## LISTING
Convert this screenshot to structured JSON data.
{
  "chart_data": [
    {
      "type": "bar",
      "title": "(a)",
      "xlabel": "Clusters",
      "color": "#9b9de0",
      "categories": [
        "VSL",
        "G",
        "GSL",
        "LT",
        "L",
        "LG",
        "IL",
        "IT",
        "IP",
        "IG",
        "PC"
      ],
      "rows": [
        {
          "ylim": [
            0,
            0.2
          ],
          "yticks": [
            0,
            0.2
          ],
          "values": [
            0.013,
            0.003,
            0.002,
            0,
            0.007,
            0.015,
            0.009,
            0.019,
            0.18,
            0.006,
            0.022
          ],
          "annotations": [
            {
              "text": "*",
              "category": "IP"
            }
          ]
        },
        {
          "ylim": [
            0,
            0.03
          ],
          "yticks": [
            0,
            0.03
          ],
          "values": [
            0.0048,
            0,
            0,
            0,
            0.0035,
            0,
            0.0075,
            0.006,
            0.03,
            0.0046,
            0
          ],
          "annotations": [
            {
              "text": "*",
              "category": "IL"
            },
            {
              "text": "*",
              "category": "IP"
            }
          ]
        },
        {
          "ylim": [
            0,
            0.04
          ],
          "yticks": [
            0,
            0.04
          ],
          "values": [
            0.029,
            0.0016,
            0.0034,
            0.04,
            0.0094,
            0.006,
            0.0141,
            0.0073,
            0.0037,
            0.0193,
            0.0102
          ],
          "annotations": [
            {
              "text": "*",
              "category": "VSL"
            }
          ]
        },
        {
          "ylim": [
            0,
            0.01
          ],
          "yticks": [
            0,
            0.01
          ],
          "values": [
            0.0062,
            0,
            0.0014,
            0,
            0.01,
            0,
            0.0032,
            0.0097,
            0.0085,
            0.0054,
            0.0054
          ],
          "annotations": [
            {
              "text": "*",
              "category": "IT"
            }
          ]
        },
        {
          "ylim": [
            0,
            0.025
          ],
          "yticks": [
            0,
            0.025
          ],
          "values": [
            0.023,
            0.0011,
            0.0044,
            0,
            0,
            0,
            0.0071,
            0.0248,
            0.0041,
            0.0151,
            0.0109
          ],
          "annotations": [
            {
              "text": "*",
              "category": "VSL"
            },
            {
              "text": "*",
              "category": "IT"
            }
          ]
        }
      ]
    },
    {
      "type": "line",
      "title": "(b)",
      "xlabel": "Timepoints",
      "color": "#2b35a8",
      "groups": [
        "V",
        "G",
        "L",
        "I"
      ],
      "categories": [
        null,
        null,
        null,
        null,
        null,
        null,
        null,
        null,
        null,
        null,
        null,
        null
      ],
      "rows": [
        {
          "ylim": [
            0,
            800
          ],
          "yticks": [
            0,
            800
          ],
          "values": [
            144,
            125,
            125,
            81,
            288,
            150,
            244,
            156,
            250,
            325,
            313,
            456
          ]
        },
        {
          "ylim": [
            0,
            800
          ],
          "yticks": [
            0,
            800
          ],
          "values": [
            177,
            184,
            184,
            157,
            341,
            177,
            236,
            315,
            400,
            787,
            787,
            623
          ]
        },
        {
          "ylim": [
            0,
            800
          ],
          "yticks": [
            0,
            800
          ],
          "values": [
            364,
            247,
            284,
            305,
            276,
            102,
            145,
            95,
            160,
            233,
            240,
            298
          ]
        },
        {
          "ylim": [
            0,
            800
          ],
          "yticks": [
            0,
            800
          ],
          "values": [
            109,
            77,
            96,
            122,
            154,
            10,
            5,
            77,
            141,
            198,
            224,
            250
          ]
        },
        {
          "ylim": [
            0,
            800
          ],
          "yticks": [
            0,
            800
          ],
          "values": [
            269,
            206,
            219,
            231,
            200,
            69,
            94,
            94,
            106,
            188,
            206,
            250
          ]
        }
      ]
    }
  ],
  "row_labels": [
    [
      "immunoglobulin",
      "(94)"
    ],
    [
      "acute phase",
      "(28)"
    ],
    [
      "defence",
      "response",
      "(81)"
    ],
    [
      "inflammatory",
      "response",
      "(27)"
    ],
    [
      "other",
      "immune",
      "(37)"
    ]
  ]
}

## PROBLEM DESCRIPTION
Return all of the entries exactly as written.

## SOLUTION BELOW
Convert this screenshot to structured JSON data.
{
  "chart_data": [
    {
      "type": "bar",
      "title": "(a)",
      "xlabel": "Clusters",
      "color": "#9b9de0",
      "categories": [
        "VSL",
        "G",
        "GSL",
        "LT",
        "L",
        "LG",
        "IL",
        "IT",
        "IP",
        "IG",
        "PC"
      ],
      "rows": [
        {
          "ylim": [
            0,
            0.2
          ],
          "yticks": [
            0,
            0.2
          ],
          "values": [
            0.013,
            0.003,
            0.002,
            0,
            0.007,
            0.015,
            0.009,
            0.019,
            0.18,
            0.006,
            0.022
          ],
          "annotations": [
            {
              "text": "*",
              "category": "IP"
            }
          ]
        },
        {
          "ylim": [
            0,
            0.03
          ],
          "yticks": [
            0,
            0.03
          ],
          "values": [
            0.0048,
            0,
            0,
            0,
            0.0035,
            0,
            0.0075,
            0.006,
            0.03,
            0.0046,
            0
          ],
          "annotations": [
            {
              "text": "*",
              "category": "IL"
            },
            {
              "text": "*",
              "category": "IP"
            }
          ]
        },
        {
          "ylim": [
            0,
            0.04
          ],
          "yticks": [
            0,
            0.04
          ],
          "values": [
            0.029,
            0.0016,
            0.0034,
            0.04,
            0.0094,
            0.006,
            0.0141,
            0.0073,
            0.0037,
            0.0193,
            0.0102
          ],
          "annotations": [
            {
              "text": "*",
              "category": "VSL"
            }
          ]
        },
        {
          "ylim": [
            0,
            0.01
          ],
          "yticks": [
            0,
            0.01
          ],
          "values": [
            0.0062,
            0,
            0.0014,
            0,
            0.01,
            0,
            0.0032,
            0.0097,
            0.0085,
            0.0054,
            0.0054
          ],
          "annotations": [
            {
              "text": "*",
              "category": "IT"
            }
          ]
        },
        {
          "ylim": [
            0,
            0.025
          ],
          "yticks": [
            0,
            0.025
          ],
          "values": [
            0.023,
            0.0011,
            0.0044,
            0,
            0,
            0,
            0.0071,
            0.0248,
            0.0041,
            0.0151,
            0.0109
          ],
          "annotations": [
            {
              "text": "*",
              "category": "VSL"
            },
            {
              "text": "*",
              "category": "IT"
            }
          ]
        }
      ]
    },
    {
      "type": "line",
      "title": "(b)",
      "xlabel": "Timepoints",
      "color": "#2b35a8",
      "groups": [
        "V",
        "G",
        "L",
        "I"
      ],
      "categories": [
        null,
        null,
        null,
        null,
        null,
        null,
        null,
        null,
        null,
        null,
        null,
        null
      ],
      "rows": [
        {
          "ylim": [
            0,
            800
          ],
          "yticks": [
            0,
            800
          ],
          "values": [
            144,
            125,
            125,
            81,
            288,
            150,
            244,
            156,
            250,
            325,
            313,
            456
          ]
        },
        {
          "ylim": [
            0,
            800
          ],
          "yticks": [
            0,
            800
          ],
          "values": [
            177,
            184,
            184,
            157,
            341,
            177,
            236,
            315,
            400,
            787,
            787,
            623
          ]
        },
        {
          "ylim": [
            0,
            800
          ],
          "yticks": [
            0,
            800
          ],
          "values": [
            364,
            247,
            284,
            305,
            276,
            102,
            145,
            95,
            160,
            233,
            240,
            298
          ]
        },
        {
          "ylim": [
            0,
            800
          ],
          "yticks": [
            0,
            800
          ],
          "values": [
            109,
            77,
            96,
            122,
            154,
            10,
            5,
            77,
            141,
            198,
            224,
            250
          ]
        },
        {
          "ylim": [
            0,
            800
          ],
          "yticks": [
            0,
            800
          ],
          "values": [
            269,
            206,
            219,
            231,
            200,
            69,
            94,
            94,
            106,
            188,
            206,
            250
          ]
        }
      ]
    }
  ],
  "row_labels": [
    [
      "immunoglobulin",
      "(94)"
    ],
    [
      "acute phase",
      "(28)"
    ],
    [
      "defence",
      "response",
      "(81)"
    ],
    [
      "inflammatory",
      "response",
      "(27)"
    ],
    [
      "other",
      "immune",
      "(37)"
    ]
  ]
}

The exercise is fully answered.